[Start DATASET RECORDS]
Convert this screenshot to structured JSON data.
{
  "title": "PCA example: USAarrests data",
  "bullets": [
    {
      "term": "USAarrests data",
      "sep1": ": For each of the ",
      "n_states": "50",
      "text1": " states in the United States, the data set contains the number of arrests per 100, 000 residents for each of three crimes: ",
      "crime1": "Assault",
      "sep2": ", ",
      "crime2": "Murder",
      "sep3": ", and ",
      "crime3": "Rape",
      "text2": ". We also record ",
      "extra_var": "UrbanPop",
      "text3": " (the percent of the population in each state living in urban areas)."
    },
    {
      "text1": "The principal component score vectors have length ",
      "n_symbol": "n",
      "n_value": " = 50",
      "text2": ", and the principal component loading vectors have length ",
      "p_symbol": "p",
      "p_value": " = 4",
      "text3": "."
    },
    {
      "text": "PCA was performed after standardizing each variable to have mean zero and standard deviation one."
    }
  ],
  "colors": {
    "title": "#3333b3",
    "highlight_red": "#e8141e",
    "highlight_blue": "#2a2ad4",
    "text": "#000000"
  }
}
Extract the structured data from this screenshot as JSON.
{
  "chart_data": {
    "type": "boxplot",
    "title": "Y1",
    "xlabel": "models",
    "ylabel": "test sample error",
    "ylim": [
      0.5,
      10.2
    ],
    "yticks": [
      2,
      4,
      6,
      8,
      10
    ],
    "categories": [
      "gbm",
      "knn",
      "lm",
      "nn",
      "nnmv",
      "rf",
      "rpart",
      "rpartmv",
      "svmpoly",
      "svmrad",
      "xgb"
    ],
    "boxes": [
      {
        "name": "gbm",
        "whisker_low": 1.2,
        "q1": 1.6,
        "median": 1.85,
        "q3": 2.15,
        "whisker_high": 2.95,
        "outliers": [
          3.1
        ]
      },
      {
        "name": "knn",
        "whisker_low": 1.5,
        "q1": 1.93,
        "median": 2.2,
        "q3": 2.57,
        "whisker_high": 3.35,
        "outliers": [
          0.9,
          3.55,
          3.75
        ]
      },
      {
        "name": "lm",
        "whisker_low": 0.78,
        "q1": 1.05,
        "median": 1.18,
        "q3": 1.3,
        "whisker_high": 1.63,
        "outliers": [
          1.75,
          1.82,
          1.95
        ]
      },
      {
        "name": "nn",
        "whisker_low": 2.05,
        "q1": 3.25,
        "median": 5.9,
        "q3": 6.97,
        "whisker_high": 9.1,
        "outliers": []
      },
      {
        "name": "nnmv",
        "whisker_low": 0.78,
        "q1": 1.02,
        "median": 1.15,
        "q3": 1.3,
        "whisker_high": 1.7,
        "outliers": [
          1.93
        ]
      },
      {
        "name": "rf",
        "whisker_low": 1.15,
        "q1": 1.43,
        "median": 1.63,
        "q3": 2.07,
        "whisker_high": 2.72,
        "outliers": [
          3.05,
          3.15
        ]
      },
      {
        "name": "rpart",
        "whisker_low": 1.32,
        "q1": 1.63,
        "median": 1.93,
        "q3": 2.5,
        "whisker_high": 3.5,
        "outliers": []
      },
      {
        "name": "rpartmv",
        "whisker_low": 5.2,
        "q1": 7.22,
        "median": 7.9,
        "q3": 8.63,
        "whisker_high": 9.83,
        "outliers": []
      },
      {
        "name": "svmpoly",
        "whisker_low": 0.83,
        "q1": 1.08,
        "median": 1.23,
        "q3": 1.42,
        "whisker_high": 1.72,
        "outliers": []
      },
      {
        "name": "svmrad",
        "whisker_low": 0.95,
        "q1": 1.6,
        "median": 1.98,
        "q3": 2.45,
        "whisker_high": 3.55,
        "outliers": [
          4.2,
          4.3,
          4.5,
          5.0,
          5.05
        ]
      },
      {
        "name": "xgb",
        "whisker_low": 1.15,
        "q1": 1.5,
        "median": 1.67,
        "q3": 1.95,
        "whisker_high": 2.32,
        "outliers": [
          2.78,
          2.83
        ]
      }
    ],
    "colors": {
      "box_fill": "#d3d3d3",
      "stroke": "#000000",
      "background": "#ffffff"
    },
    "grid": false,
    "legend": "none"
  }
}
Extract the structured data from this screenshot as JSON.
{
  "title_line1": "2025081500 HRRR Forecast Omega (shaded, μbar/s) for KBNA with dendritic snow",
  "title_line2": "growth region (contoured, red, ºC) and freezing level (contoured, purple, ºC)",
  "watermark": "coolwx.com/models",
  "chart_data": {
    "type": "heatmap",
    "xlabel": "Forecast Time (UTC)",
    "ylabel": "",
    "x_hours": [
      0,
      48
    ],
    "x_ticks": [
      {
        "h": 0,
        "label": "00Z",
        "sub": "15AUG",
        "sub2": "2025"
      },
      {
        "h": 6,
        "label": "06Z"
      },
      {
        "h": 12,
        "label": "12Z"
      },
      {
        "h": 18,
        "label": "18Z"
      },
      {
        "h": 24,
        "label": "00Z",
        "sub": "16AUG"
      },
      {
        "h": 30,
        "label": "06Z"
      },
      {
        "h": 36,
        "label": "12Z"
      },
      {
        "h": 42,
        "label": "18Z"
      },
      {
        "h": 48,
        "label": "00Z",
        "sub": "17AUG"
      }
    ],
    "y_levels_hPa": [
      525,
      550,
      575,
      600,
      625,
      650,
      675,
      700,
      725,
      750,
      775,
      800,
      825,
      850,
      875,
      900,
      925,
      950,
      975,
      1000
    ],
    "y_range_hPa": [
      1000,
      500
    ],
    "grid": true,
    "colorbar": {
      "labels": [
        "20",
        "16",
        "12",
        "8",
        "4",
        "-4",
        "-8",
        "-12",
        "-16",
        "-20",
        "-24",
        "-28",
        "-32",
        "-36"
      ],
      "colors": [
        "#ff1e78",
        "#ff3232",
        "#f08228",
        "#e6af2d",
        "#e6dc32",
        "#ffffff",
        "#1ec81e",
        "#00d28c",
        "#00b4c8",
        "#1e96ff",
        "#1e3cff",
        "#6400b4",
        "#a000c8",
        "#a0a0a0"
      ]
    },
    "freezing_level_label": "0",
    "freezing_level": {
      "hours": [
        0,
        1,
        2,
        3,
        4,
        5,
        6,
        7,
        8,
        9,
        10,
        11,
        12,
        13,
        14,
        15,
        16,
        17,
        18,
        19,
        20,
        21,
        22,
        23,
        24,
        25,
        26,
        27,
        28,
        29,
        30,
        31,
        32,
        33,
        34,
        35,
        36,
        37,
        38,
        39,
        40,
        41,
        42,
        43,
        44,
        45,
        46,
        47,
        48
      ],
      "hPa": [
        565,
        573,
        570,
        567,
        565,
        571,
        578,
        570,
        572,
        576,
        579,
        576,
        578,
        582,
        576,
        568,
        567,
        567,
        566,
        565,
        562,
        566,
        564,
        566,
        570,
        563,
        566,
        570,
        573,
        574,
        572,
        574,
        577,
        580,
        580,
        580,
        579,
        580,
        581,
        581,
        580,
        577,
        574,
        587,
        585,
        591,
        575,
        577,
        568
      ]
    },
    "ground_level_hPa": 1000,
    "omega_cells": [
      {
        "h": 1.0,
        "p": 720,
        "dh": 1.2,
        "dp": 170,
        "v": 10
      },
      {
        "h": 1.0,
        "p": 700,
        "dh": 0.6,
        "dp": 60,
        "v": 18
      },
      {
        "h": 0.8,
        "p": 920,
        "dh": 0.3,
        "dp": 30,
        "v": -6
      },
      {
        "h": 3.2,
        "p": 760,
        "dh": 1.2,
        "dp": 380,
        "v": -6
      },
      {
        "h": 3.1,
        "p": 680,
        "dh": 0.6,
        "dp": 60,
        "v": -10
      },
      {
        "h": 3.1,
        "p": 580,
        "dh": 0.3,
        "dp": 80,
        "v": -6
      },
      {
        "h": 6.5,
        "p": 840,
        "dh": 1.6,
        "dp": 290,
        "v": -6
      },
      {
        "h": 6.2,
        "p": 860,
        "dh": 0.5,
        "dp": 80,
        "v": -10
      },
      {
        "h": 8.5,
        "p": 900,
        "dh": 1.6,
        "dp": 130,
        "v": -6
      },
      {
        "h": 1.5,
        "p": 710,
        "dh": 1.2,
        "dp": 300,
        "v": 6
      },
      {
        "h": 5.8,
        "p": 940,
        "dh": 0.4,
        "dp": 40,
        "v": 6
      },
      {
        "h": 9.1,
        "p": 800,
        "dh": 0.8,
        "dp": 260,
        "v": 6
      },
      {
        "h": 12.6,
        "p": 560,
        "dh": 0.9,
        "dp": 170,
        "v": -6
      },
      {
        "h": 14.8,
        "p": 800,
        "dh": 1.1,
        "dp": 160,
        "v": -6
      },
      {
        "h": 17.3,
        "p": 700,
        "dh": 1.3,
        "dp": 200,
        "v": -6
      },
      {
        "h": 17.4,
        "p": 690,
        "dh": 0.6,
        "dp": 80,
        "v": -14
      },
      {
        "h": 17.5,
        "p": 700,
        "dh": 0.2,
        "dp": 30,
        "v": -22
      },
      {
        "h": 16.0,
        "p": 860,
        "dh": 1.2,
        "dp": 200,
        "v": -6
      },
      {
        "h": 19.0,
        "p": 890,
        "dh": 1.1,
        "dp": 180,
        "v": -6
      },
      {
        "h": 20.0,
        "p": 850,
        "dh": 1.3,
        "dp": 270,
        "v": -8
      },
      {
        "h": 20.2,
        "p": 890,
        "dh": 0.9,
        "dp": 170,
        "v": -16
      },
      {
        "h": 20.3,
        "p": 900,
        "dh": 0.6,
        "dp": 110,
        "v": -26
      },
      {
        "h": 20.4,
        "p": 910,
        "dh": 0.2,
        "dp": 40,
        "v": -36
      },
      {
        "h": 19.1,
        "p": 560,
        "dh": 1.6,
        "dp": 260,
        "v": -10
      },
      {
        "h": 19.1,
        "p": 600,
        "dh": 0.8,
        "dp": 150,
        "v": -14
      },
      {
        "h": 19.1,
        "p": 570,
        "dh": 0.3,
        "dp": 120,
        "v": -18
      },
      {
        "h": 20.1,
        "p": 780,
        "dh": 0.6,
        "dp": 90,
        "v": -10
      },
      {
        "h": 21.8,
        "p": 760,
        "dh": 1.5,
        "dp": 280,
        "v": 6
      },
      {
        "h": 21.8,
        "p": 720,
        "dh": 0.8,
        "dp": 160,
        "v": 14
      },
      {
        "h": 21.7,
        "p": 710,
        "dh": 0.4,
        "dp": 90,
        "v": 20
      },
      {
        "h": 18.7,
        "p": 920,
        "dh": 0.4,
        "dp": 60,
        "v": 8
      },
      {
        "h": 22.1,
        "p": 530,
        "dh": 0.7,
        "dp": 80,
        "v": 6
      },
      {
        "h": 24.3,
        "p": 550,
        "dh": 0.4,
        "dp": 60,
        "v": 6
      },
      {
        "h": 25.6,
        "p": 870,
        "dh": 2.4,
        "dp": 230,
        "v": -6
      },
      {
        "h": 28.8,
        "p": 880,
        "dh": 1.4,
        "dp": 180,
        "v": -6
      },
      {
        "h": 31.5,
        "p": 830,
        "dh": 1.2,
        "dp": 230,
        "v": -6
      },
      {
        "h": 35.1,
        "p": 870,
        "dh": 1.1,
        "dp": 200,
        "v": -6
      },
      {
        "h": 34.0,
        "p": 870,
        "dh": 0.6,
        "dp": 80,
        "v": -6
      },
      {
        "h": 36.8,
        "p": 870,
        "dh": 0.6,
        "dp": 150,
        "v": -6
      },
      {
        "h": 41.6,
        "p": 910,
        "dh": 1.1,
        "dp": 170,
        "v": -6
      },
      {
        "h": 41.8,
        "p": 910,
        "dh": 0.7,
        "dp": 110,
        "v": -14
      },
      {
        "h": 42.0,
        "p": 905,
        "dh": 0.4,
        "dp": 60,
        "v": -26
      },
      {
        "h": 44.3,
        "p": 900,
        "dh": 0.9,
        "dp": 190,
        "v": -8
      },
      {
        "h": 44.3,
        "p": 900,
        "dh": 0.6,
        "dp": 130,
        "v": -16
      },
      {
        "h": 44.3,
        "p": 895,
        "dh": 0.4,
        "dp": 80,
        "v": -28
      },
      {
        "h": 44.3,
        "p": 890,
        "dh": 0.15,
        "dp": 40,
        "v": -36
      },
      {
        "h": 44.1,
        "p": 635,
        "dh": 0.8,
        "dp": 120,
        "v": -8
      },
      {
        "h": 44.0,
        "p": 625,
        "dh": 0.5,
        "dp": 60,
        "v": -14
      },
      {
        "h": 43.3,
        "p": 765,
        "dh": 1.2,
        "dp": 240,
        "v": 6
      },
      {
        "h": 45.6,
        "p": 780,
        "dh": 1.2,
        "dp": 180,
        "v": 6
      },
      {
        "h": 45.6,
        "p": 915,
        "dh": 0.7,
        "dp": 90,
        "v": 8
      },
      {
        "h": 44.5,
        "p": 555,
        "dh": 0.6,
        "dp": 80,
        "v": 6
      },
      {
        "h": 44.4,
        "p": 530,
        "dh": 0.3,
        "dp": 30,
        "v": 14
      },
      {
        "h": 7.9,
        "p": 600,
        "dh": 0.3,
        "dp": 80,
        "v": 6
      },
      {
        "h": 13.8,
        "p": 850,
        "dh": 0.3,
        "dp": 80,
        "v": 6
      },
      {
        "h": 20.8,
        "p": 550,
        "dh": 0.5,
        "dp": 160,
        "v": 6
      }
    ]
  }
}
[End DATASET RECORDS]
= EXERCISE REQUIREMENTS =
Read the entries and show each line that mentions "xlabel".

= COMPLETED EXERCISE =
    "xlabel": "models",
    "xlabel": "Forecast Time (UTC)",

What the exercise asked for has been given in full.